# Written problem
Check every line of the entries for "Социальная", and copy the lines that hold it.

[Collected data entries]
* * *

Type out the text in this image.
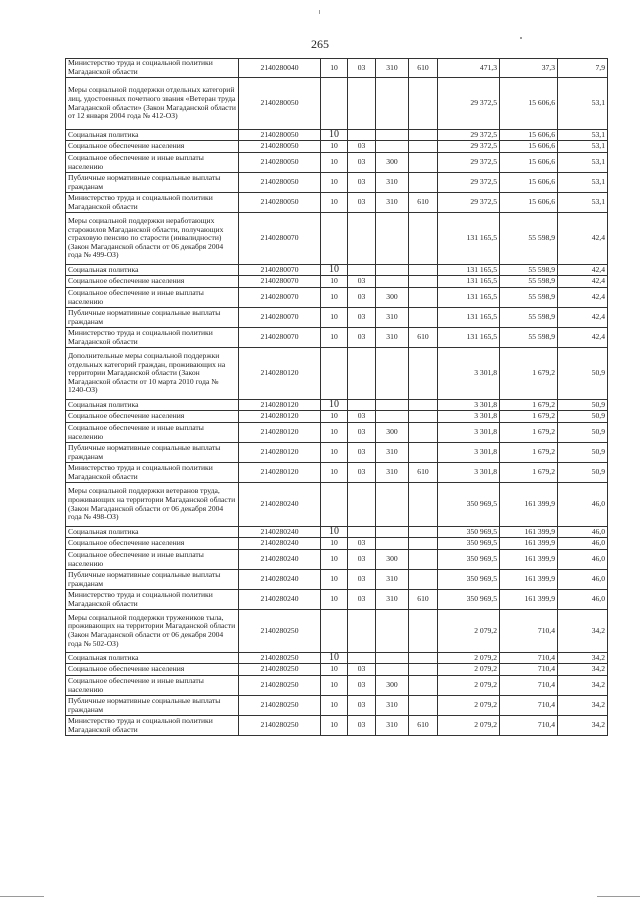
265
Министерство труда и социальной политики Магаданской области	2140280040	10	03	310	610	471,3	37,3	7,9
Меры социальной поддержки отдельных категорий лиц, удостоенных почетного звания «Ветеран труда Магаданской области» (Закон Магаданской области от 12 января 2004 года № 412-ОЗ)	2140280050					29 372,5	15 606,6	53,1
Социальная политика	2140280050	10				29 372,5	15 606,6	53,1
Социальное обеспечение населения	2140280050	10	03			29 372,5	15 606,6	53,1
Социальное обеспечение и иные выплаты населению	2140280050	10	03	300		29 372,5	15 606,6	53,1
Публичные нормативные социальные выплаты гражданам	2140280050	10	03	310		29 372,5	15 606,6	53,1
Министерство труда и социальной политики Магаданской области	2140280050	10	03	310	610	29 372,5	15 606,6	53,1
Меры социальной поддержки неработающих старожилов Магаданской области, получающих страховую пенсию по старости (инвалидности) (Закон Магаданской области от 06 декабря 2004 года № 499-ОЗ)	2140280070					131 165,5	55 598,9	42,4
Социальная политика	2140280070	10				131 165,5	55 598,9	42,4
Социальное обеспечение населения	2140280070	10	03			131 165,5	55 598,9	42,4
Социальное обеспечение и иные выплаты населению	2140280070	10	03	300		131 165,5	55 598,9	42,4
Публичные нормативные социальные выплаты гражданам	2140280070	10	03	310		131 165,5	55 598,9	42,4
Министерство труда и социальной политики Магаданской области	2140280070	10	03	310	610	131 165,5	55 598,9	42,4
Дополнительные меры социальной поддержки отдельных категорий граждан, проживающих на территории Магаданской области (Закон Магаданской области от 10 марта 2010 года № 1240-ОЗ)	2140280120					3 301,8	1 679,2	50,9
Социальная политика	2140280120	10				3 301,8	1 679,2	50,9
Социальное обеспечение населения	2140280120	10	03			3 301,8	1 679,2	50,9
Социальное обеспечение и иные выплаты населению	2140280120	10	03	300		3 301,8	1 679,2	50,9
Публичные нормативные социальные выплаты гражданам	2140280120	10	03	310		3 301,8	1 679,2	50,9
Министерство труда и социальной политики Магаданской области	2140280120	10	03	310	610	3 301,8	1 679,2	50,9
Меры социальной поддержки ветеранов труда, проживающих на территории Магаданской области (Закон Магаданской области от 06 декабря 2004 года № 498-ОЗ)	2140280240					350 969,5	161 399,9	46,0
Социальная политика	2140280240	10				350 969,5	161 399,9	46,0
Социальное обеспечение населения	2140280240	10	03			350 969,5	161 399,9	46,0
Социальное обеспечение и иные выплаты населению	2140280240	10	03	300		350 969,5	161 399,9	46,0
Публичные нормативные социальные выплаты гражданам	2140280240	10	03	310		350 969,5	161 399,9	46,0
Министерство труда и социальной политики Магаданской области	2140280240	10	03	310	610	350 969,5	161 399,9	46,0
Меры социальной поддержки тружеников тыла, проживающих на территории Магаданской области (Закон Магаданской области от 06 декабря 2004 года № 502-ОЗ)	2140280250					2 079,2	710,4	34,2
Социальная политика	2140280250	10				2 079,2	710,4	34,2
Социальное обеспечение населения	2140280250	10	03			2 079,2	710,4	34,2
Социальное обеспечение и иные выплаты населению	2140280250	10	03	300		2 079,2	710,4	34,2
Публичные нормативные социальные выплаты гражданам	2140280250	10	03	310		2 079,2	710,4	34,2
Министерство труда и социальной политики Магаданской области	2140280250	10	03	310	610	2 079,2	710,4	34,2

* * *

# Result of the task
Социальная политика	2140280050	10				29 372,5	15 606,6	53,1
Социальная политика	2140280070	10				131 165,5	55 598,9	42,4
Социальная политика	2140280120	10				3 301,8	1 679,2	50,9
Социальная политика	2140280240	10				350 969,5	161 399,9	46,0
Социальная политика	2140280250	10				2 079,2	710,4	34,2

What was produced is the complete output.